**Required actions**:
**a)** In the passage on Cuban-style schooling and the Harlem Children's Zone, why does Geoffrey Canada recruit children by knocking on every door in the neighborhood? Answer in one to three sentences.
**b)** According to the passage on Cuban-style schooling and the Harlem Children's Zone, how many children lived in the 24-block zone of central Harlem that Canada chose?
**c)** Continue the passage on Cuban-style schooling and the Harlem Children's Zone from its last sentence.

**Document passage**:

For reformers in the U.S. seeking to narrow the achievement gap between ethnic groups as the country becomes increasingly multicultural and income disparity widens, Cuba’s approach provides a promising and comprehensive model that is way ahead of its time. But Castro’s impressive educational reforms have come at an undeniably steep price. Schools indoctrinate children to be good Communists who will unquestioningly support the regime. From elementary schools to university, Cubans learn that voicing dissent means marginalization or worse. This regimentation is anathema to the U.S., where freedom of speech forms the foundation of democracy.
Yet Cuban-style educational reform need not go hand in hand with Castro’s political indoctrination. The question is whether the practical elements of Cuba’s approach to schooling are feasible here. The closest the U.S. has come to date is the Harlem Children’s Zone, which is widely considered the biggest social experiment of its kind.
Its founder and leader is Geoffrey Canada, who was raised in Harlem by his mother after his father left the family when Canada was four years old. Despite his background, he won a scholarship to Bowdoin College and then went on to the Harvard Graduate School of Education. Inspired by his own success, Canada set out in the mid-1990s to prove that poor children—especially poor black children—could succeed academically. He chose as his laboratory a 24-block zone of central Harlem (now expanded to 60 blocks) containing about 6,500 children, more than 60 percent of whom live in households below the poverty line and three-fourths of whom score below grade level on statewide reading and math tests. Canada takes great pains to recruit the hardest to teach by knocking on all doors in the neighborhood in order to avoid the accusation of cherry-picking.

**Supplied entries**:
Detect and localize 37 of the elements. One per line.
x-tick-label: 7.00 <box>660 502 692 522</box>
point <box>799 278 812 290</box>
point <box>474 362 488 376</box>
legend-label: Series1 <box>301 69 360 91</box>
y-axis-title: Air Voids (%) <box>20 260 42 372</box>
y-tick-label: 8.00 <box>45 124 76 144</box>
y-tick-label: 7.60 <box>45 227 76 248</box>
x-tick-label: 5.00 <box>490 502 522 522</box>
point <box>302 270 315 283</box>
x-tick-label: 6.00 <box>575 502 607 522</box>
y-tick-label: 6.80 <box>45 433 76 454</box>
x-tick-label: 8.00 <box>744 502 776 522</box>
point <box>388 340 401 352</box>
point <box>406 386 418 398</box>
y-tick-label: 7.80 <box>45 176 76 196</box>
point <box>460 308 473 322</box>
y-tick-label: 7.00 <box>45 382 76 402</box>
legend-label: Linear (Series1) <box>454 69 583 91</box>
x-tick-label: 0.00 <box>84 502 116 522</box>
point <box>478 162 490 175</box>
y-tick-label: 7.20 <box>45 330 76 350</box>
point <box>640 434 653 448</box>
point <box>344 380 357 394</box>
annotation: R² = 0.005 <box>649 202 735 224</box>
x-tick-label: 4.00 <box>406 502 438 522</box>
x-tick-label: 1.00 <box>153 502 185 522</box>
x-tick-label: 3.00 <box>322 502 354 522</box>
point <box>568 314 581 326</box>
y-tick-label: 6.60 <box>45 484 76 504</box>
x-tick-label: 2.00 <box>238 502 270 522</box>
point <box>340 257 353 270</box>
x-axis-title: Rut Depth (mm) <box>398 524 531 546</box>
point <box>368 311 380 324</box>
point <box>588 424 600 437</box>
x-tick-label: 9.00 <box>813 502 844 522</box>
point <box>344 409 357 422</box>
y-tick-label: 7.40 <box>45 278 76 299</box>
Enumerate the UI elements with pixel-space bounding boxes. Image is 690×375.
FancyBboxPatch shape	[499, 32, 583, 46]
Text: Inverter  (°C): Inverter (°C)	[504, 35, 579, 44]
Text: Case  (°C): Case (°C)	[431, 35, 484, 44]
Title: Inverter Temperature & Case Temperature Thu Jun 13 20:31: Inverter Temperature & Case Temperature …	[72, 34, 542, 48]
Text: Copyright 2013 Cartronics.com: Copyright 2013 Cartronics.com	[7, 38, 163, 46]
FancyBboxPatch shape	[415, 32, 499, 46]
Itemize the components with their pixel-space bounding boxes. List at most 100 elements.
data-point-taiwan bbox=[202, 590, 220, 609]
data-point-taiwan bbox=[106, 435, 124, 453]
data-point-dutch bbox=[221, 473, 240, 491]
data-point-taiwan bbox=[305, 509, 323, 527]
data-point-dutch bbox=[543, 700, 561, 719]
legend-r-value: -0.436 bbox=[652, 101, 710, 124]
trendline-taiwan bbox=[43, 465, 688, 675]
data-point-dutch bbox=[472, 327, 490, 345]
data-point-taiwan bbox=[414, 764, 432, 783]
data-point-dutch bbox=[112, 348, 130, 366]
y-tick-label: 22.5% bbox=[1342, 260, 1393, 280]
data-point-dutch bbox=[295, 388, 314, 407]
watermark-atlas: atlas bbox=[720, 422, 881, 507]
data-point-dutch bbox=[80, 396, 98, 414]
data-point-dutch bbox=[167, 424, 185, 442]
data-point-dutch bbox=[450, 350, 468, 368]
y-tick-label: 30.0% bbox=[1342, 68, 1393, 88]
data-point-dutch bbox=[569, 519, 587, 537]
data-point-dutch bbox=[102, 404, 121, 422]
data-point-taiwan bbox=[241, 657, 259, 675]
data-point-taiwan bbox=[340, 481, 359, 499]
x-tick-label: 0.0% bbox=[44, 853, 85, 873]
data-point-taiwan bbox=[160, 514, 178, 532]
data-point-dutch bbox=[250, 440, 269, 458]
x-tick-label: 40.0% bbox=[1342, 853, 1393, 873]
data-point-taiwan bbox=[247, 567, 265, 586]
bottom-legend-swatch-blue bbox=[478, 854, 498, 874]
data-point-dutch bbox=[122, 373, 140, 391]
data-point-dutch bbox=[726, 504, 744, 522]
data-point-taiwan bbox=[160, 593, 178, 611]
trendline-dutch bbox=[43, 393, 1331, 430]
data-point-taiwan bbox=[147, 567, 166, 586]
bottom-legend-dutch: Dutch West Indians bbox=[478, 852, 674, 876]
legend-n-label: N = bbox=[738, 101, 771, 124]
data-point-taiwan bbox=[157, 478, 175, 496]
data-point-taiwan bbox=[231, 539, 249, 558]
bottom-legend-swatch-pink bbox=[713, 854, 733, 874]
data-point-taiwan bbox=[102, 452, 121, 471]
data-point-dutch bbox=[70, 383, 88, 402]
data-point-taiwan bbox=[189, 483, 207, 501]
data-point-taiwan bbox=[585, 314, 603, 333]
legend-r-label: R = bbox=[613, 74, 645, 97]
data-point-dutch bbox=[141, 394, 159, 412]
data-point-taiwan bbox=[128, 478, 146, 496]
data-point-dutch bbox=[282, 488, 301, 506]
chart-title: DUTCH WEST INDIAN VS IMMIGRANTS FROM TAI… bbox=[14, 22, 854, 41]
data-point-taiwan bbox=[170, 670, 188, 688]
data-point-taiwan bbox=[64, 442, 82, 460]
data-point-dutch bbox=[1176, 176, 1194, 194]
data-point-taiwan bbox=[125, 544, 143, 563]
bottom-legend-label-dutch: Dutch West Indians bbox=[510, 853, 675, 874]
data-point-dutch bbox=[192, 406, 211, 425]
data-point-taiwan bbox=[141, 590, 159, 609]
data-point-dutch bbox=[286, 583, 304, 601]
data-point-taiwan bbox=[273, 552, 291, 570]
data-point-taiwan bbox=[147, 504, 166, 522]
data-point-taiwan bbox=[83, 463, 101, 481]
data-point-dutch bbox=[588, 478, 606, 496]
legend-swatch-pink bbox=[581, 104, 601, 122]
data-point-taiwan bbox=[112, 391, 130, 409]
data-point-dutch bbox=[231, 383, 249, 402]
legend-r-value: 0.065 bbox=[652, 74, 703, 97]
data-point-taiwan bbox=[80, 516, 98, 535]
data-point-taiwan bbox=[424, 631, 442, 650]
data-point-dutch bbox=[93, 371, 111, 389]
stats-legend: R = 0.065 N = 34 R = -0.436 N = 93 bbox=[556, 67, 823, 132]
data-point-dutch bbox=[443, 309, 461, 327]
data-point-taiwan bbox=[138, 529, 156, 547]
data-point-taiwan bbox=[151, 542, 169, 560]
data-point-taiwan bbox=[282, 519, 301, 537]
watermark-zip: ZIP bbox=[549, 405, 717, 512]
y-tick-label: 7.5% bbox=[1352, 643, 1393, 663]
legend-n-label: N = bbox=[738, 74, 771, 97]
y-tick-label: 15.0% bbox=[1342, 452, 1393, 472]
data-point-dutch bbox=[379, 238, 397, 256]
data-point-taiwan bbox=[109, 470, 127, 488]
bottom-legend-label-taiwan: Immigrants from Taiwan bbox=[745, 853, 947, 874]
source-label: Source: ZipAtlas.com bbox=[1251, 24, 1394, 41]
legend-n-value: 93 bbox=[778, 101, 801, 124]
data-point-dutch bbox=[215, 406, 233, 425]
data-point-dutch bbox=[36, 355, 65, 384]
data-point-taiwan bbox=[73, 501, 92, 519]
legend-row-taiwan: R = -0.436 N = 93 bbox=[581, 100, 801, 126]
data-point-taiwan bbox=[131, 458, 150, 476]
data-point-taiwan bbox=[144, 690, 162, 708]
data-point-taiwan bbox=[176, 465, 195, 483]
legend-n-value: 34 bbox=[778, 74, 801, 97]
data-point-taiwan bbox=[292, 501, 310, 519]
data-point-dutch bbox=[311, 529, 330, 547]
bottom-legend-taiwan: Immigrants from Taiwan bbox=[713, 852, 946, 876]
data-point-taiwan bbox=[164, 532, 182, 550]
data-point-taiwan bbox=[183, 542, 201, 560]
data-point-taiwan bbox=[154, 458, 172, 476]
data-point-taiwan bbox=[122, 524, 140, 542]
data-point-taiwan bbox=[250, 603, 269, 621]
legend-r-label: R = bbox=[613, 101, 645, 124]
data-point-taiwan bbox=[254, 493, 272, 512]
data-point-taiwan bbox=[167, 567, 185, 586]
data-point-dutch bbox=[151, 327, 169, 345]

**Set of answers**:
**a)** Canada knocks on every door in the neighborhood so that he reaches the hardest children to teach. Doing this also protects him from being accused of cherry-picking.

**b)** About 6,500 children.

**c)**
Recognizing that efforts to address the issue of black underperformance were not new, Canada decided what was needed was a network of programs with no holes for children to fall through. He knew from his own experience that poor children go to school with unique deficits, so he added social and medical services that start at birth and follow children to college. In so doing, Canada uncannily mimics Castro’s successful strategies. And like Castro, Canada has shown promise in overcoming the cumulative disadvantages that too often account for the all-too-familiar dropout pattern.
On the face of it, the idea that Cuba has something to teach American educational reformers is bound to meet with resistance. Yet there are signs that we may be ready to learn. This April, the Cuban American National Foundation issued a 14-page proposal calling for a break from the past in relations between the two countries. It was all the more noteworthy because its president, Francisco Hernandez, a hardened veteran of the Bay of Pigs invasion in April 1961, placed greater importance on the Cuban people than on their form of government.
It’s this same distinction that American reformers need to bear in mind, for in the final analysis, the real question is what the U.S. can learn about education from Cuba in spite of—not because of—its Communist system.
Rather than throwing the baby out with the bathwater, let’s hope reformers take the best that Cuba has achieved and apply it here. The stakes are too high to do otherwise.